Tally the lines in the records underneath that contain the string "point", and state the figure by itself.

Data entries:
>>>
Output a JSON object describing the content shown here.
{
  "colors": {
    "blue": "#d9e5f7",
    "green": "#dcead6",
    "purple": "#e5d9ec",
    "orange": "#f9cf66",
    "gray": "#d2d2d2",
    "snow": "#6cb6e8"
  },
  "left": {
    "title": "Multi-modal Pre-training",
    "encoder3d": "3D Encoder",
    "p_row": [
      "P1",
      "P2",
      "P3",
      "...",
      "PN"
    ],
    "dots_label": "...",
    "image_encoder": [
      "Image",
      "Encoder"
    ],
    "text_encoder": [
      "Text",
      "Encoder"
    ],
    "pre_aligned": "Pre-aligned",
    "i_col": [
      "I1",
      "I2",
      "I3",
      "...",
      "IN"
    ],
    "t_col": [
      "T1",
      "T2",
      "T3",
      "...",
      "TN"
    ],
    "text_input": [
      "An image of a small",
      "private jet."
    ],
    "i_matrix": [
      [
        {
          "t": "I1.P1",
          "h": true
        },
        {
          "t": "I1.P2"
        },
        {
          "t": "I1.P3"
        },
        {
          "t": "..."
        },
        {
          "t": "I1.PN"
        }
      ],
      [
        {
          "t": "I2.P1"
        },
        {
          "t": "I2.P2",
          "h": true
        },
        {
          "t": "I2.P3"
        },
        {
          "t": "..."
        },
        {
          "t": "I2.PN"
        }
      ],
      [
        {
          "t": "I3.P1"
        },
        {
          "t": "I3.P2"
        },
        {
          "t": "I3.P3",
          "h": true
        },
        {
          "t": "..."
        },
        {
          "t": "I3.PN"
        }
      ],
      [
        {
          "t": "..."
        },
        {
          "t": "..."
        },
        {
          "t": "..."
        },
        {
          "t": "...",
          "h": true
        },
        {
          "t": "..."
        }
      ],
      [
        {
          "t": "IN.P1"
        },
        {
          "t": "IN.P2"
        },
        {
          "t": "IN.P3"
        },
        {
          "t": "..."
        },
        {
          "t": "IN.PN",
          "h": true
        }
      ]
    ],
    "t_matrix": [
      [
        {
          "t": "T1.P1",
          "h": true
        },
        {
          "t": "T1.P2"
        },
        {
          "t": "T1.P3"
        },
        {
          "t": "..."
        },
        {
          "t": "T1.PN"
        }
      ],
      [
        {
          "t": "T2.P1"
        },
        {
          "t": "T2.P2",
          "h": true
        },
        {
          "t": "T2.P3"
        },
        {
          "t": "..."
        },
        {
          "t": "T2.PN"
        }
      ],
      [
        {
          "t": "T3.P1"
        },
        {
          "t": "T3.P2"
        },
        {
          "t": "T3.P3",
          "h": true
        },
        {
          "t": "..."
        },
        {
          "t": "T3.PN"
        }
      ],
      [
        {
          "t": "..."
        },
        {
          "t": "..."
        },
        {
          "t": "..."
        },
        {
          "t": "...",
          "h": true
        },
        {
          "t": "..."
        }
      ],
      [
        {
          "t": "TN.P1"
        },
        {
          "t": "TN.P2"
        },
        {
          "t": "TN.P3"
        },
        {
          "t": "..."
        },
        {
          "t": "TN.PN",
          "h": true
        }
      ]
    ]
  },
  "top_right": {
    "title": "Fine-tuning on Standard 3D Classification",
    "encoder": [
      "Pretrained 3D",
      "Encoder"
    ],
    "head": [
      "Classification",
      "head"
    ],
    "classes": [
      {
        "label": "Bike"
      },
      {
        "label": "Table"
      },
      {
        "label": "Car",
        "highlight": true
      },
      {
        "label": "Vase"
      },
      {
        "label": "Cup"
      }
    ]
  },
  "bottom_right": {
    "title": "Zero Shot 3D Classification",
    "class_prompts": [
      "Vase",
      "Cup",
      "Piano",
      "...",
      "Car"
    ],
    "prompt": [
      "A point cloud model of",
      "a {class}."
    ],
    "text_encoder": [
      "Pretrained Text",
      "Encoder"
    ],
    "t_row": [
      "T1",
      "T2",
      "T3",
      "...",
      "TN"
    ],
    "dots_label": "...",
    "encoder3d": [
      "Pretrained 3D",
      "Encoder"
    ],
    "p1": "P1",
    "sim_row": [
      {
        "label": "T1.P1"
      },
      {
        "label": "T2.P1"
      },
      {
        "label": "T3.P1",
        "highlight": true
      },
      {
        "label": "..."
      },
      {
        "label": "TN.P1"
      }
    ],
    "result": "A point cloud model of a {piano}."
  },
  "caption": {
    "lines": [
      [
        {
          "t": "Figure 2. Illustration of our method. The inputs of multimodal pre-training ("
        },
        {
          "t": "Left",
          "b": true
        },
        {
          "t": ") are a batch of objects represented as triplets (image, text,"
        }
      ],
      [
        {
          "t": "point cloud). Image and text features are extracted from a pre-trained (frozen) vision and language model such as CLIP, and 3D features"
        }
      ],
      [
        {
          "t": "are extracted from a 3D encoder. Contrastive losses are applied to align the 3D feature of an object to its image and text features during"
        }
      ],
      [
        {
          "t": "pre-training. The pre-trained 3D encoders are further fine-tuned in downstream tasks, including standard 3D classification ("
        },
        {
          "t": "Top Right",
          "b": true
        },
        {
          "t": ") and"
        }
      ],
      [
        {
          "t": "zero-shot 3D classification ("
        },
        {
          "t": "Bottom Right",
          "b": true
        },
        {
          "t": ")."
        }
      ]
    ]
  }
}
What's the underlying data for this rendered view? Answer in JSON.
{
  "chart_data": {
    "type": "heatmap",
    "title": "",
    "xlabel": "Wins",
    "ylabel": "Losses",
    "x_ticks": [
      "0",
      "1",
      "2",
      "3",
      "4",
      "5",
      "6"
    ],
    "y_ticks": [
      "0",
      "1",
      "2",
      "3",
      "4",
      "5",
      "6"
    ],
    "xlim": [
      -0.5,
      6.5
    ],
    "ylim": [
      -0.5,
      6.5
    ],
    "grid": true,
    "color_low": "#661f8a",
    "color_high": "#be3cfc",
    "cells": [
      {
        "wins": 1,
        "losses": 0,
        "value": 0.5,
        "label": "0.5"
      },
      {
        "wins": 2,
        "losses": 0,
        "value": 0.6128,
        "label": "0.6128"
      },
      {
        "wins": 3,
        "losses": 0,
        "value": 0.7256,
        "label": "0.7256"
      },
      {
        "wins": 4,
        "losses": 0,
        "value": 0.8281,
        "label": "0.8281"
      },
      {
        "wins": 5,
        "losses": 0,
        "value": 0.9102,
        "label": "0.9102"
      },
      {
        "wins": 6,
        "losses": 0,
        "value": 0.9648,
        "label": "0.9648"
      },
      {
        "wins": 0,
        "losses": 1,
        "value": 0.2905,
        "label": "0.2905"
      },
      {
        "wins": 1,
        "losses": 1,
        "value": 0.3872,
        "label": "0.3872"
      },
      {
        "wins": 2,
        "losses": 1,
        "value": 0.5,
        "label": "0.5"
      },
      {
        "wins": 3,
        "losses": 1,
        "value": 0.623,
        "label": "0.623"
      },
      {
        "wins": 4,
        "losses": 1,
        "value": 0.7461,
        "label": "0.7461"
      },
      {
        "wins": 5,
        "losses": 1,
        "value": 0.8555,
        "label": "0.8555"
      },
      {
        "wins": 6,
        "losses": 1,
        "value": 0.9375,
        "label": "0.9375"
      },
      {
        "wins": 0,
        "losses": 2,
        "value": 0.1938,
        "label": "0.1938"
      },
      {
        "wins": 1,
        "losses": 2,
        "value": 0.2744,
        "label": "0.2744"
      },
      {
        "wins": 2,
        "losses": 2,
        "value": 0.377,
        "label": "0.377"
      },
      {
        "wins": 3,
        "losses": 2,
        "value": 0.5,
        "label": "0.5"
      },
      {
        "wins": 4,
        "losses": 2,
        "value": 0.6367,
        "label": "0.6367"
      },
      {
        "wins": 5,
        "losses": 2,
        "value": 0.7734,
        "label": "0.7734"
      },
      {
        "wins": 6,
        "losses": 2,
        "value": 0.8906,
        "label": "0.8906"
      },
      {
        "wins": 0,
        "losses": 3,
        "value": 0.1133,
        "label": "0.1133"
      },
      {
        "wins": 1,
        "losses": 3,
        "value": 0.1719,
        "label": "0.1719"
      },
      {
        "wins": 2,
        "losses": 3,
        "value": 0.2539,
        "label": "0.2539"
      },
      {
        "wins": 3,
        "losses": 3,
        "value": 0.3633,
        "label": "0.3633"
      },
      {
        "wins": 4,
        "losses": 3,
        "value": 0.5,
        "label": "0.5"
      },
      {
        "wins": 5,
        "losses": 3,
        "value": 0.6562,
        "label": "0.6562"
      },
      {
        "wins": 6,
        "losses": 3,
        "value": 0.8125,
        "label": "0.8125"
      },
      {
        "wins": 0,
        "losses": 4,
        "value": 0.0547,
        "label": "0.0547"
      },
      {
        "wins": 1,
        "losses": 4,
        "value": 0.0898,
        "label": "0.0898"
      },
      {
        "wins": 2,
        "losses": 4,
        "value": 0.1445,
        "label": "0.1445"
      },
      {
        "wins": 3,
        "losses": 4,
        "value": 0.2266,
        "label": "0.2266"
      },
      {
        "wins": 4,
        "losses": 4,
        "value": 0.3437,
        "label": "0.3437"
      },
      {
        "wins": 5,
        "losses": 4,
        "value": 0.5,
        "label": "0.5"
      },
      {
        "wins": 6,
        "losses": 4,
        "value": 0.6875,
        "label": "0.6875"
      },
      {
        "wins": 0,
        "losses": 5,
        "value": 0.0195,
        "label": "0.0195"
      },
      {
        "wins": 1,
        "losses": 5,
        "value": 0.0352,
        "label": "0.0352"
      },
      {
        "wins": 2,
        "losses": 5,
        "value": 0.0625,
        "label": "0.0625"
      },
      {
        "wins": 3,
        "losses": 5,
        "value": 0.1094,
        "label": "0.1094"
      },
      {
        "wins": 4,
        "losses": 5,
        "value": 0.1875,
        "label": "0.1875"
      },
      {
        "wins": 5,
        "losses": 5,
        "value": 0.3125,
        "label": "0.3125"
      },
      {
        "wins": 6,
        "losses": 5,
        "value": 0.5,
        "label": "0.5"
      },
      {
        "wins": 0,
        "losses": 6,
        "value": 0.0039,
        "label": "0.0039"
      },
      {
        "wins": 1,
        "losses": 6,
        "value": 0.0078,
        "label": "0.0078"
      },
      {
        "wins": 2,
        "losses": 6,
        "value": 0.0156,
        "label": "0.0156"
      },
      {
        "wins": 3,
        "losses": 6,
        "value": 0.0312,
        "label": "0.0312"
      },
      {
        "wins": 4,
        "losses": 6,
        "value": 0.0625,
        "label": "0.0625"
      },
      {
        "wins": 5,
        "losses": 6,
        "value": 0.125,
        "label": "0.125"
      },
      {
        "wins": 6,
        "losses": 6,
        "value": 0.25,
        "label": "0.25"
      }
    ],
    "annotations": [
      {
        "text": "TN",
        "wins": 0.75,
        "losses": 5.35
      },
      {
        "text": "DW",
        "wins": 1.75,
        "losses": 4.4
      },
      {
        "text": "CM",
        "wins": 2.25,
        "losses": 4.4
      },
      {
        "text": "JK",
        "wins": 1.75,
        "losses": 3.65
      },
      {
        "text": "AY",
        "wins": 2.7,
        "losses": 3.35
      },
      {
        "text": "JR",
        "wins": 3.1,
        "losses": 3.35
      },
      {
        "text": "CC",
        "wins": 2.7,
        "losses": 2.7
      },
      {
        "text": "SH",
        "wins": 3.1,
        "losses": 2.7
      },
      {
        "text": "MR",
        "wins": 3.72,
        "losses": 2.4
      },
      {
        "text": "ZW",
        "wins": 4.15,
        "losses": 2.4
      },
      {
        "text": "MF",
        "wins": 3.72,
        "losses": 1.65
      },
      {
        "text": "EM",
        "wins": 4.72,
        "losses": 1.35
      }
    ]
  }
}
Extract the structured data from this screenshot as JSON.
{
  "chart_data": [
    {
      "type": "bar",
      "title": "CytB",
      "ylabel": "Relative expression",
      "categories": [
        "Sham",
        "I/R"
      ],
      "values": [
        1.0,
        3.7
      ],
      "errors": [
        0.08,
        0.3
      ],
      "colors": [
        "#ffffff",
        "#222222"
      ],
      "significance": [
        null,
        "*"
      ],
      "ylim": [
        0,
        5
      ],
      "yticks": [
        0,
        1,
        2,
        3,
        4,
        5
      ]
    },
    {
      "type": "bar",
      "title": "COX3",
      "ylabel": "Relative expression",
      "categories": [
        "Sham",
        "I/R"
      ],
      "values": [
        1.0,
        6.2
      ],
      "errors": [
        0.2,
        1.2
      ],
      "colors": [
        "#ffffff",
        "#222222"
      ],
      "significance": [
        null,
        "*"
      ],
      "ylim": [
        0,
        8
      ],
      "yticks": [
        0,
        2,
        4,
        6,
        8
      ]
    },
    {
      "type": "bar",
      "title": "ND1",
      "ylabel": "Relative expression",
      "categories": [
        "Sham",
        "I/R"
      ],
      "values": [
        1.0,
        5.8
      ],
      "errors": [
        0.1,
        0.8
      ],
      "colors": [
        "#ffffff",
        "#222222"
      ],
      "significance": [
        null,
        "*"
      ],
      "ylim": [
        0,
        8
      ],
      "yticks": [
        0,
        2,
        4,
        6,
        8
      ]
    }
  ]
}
<<<
Task answer » 3